┌──

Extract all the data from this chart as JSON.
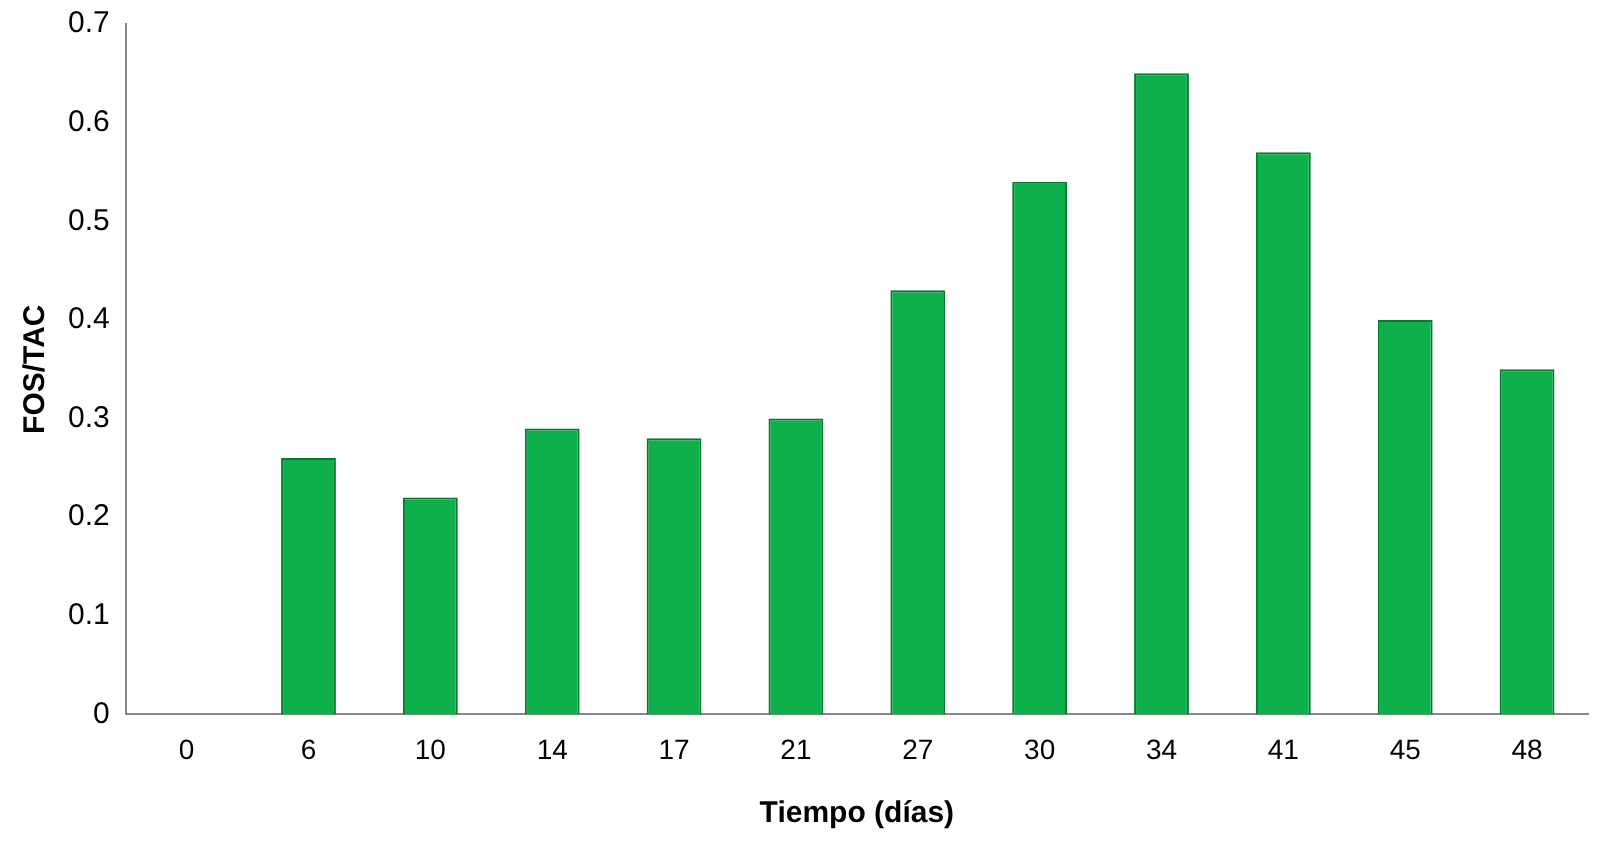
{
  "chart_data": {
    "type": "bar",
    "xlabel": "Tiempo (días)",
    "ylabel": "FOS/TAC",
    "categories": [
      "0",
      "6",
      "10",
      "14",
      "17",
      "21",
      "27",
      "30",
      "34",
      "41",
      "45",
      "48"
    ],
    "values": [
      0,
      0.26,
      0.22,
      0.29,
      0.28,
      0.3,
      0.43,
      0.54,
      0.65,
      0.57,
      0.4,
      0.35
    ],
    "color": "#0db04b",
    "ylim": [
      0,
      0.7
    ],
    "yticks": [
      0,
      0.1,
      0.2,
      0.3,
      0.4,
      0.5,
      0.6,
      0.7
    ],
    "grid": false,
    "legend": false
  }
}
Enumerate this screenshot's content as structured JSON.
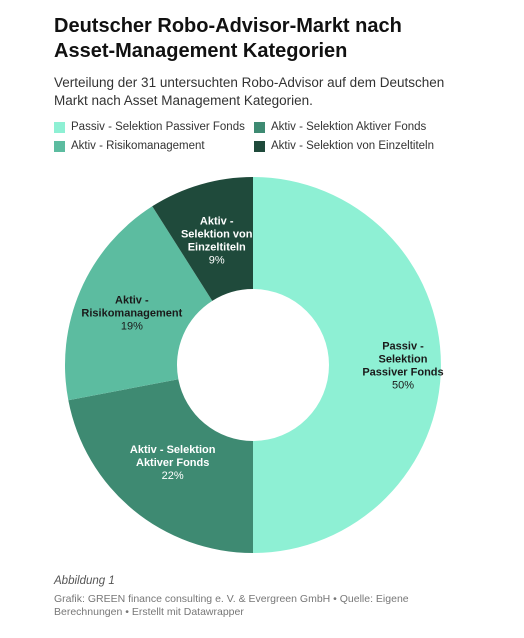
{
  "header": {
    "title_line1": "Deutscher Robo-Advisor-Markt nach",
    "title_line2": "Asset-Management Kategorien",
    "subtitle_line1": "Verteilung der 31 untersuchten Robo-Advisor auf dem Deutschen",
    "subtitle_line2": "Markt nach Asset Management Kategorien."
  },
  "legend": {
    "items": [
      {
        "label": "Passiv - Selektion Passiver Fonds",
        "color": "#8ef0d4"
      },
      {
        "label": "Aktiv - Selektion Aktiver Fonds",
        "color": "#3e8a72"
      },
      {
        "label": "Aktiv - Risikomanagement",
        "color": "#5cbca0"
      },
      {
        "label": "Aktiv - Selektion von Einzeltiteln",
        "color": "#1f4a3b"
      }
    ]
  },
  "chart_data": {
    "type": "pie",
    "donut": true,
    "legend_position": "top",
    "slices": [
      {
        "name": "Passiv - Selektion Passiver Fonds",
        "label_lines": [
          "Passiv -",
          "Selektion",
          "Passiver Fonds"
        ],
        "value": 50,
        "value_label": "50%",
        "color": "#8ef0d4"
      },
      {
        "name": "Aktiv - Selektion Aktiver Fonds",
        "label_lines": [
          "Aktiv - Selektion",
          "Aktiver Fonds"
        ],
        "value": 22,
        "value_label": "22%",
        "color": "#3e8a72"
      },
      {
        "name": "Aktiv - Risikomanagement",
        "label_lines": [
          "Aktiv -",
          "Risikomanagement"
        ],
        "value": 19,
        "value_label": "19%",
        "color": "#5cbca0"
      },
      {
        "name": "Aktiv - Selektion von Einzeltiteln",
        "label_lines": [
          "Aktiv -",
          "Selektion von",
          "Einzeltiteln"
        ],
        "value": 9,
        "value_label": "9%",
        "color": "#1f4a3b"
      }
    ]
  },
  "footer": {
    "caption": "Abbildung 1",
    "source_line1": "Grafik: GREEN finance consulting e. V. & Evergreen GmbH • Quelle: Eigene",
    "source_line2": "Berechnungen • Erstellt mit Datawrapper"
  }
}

└──

Pictures in the records above are left out; print everything else exactly as written.

Extract all the data from this chart as JSON.
{
  "chart_data": {
    "type": "bar",
    "xlabel": "Tiempo (días)",
    "ylabel": "FOS/TAC",
    "categories": [
      "0",
      "6",
      "10",
      "14",
      "17",
      "21",
      "27",
      "30",
      "34",
      "41",
      "45",
      "48"
    ],
    "values": [
      0,
      0.26,
      0.22,
      0.29,
      0.28,
      0.3,
      0.43,
      0.54,
      0.65,
      0.57,
      0.4,
      0.35
    ],
    "color": "#0db04b",
    "ylim": [
      0,
      0.7
    ],
    "yticks": [
      0,
      0.1,
      0.2,
      0.3,
      0.4,
      0.5,
      0.6,
      0.7
    ],
    "grid": false,
    "legend": false
  }
}
Enumerate this screenshot's content as structured JSON.
{
  "header": {
    "title_line1": "Deutscher Robo-Advisor-Markt nach",
    "title_line2": "Asset-Management Kategorien",
    "subtitle_line1": "Verteilung der 31 untersuchten Robo-Advisor auf dem Deutschen",
    "subtitle_line2": "Markt nach Asset Management Kategorien."
  },
  "legend": {
    "items": [
      {
        "label": "Passiv - Selektion Passiver Fonds",
        "color": "#8ef0d4"
      },
      {
        "label": "Aktiv - Selektion Aktiver Fonds",
        "color": "#3e8a72"
      },
      {
        "label": "Aktiv - Risikomanagement",
        "color": "#5cbca0"
      },
      {
        "label": "Aktiv - Selektion von Einzeltiteln",
        "color": "#1f4a3b"
      }
    ]
  },
  "chart_data": {
    "type": "pie",
    "donut": true,
    "legend_position": "top",
    "slices": [
      {
        "name": "Passiv - Selektion Passiver Fonds",
        "label_lines": [
          "Passiv -",
          "Selektion",
          "Passiver Fonds"
        ],
        "value": 50,
        "value_label": "50%",
        "color": "#8ef0d4"
      },
      {
        "name": "Aktiv - Selektion Aktiver Fonds",
        "label_lines": [
          "Aktiv - Selektion",
          "Aktiver Fonds"
        ],
        "value": 22,
        "value_label": "22%",
        "color": "#3e8a72"
      },
      {
        "name": "Aktiv - Risikomanagement",
        "label_lines": [
          "Aktiv -",
          "Risikomanagement"
        ],
        "value": 19,
        "value_label": "19%",
        "color": "#5cbca0"
      },
      {
        "name": "Aktiv - Selektion von Einzeltiteln",
        "label_lines": [
          "Aktiv -",
          "Selektion von",
          "Einzeltiteln"
        ],
        "value": 9,
        "value_label": "9%",
        "color": "#1f4a3b"
      }
    ]
  },
  "footer": {
    "caption": "Abbildung 1",
    "source_line1": "Grafik: GREEN finance consulting e. V. & Evergreen GmbH • Quelle: Eigene",
    "source_line2": "Berechnungen • Erstellt mit Datawrapper"
  }
}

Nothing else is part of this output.